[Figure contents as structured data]
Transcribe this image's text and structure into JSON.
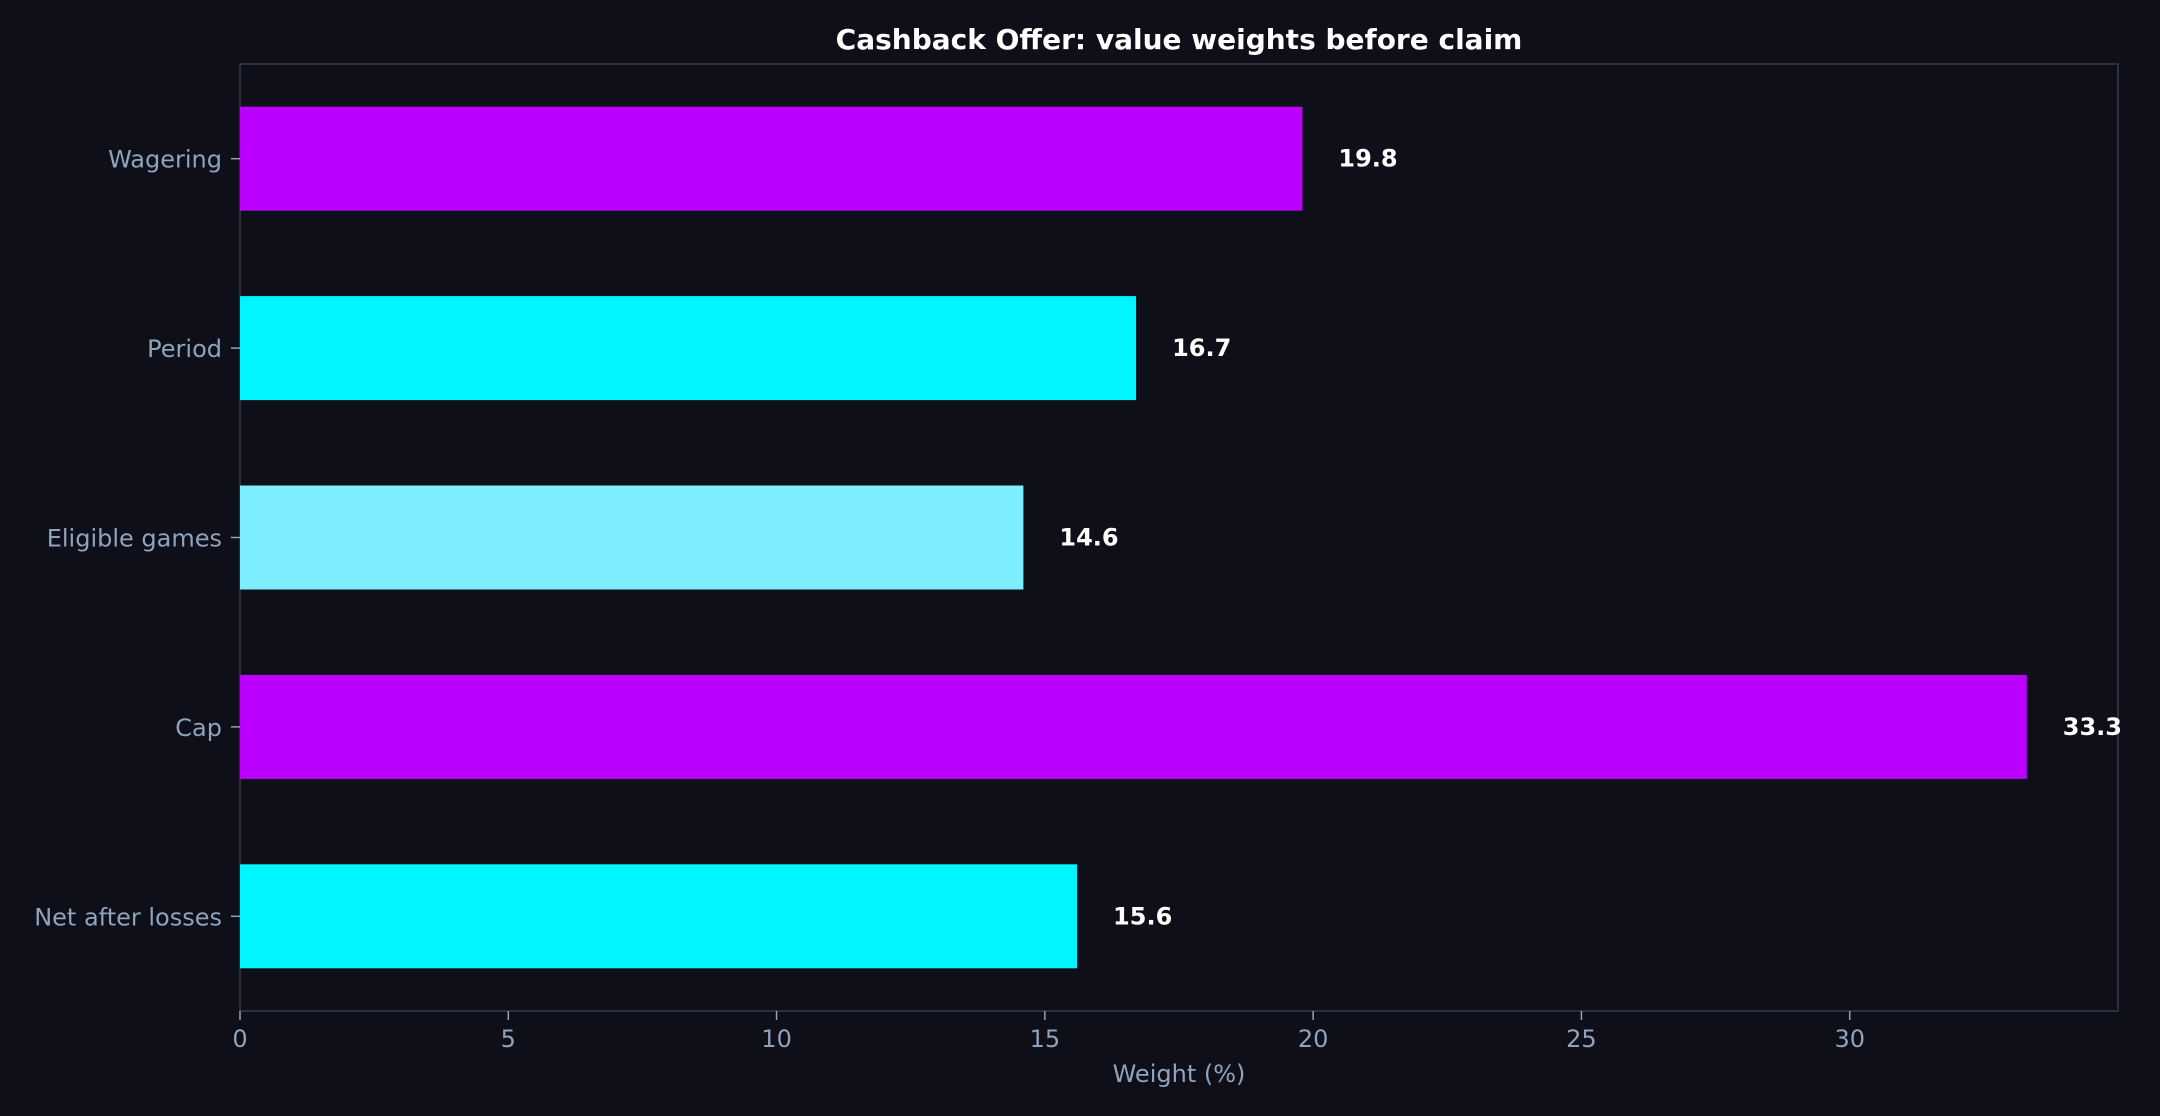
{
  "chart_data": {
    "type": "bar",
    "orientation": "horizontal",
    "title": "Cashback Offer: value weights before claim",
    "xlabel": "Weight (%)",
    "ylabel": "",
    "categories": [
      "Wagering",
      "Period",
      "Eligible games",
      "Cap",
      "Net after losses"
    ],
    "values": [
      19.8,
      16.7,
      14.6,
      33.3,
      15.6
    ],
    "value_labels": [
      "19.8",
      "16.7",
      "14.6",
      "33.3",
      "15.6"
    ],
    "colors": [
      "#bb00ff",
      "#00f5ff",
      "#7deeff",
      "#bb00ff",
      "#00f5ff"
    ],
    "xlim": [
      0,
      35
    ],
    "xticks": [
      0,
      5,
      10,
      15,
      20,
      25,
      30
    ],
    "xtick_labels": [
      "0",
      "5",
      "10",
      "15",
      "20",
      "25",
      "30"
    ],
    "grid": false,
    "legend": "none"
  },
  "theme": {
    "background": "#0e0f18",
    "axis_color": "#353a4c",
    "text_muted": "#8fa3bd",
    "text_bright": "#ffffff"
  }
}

WHAT YOU ARE ASKED TO DO
Give an exact copy of the material, leaving out every picture.

CORRECT OUTPUT
Transcribe this image's text and structure into JSON.
{
  "chart_data": {
    "type": "bar",
    "orientation": "horizontal",
    "title": "Cashback Offer: value weights before claim",
    "xlabel": "Weight (%)",
    "ylabel": "",
    "categories": [
      "Wagering",
      "Period",
      "Eligible games",
      "Cap",
      "Net after losses"
    ],
    "values": [
      19.8,
      16.7,
      14.6,
      33.3,
      15.6
    ],
    "value_labels": [
      "19.8",
      "16.7",
      "14.6",
      "33.3",
      "15.6"
    ],
    "colors": [
      "#bb00ff",
      "#00f5ff",
      "#7deeff",
      "#bb00ff",
      "#00f5ff"
    ],
    "xlim": [
      0,
      35
    ],
    "xticks": [
      0,
      5,
      10,
      15,
      20,
      25,
      30
    ],
    "xtick_labels": [
      "0",
      "5",
      "10",
      "15",
      "20",
      "25",
      "30"
    ],
    "grid": false,
    "legend": "none"
  },
  "theme": {
    "background": "#0e0f18",
    "axis_color": "#353a4c",
    "text_muted": "#8fa3bd",
    "text_bright": "#ffffff"
  }
}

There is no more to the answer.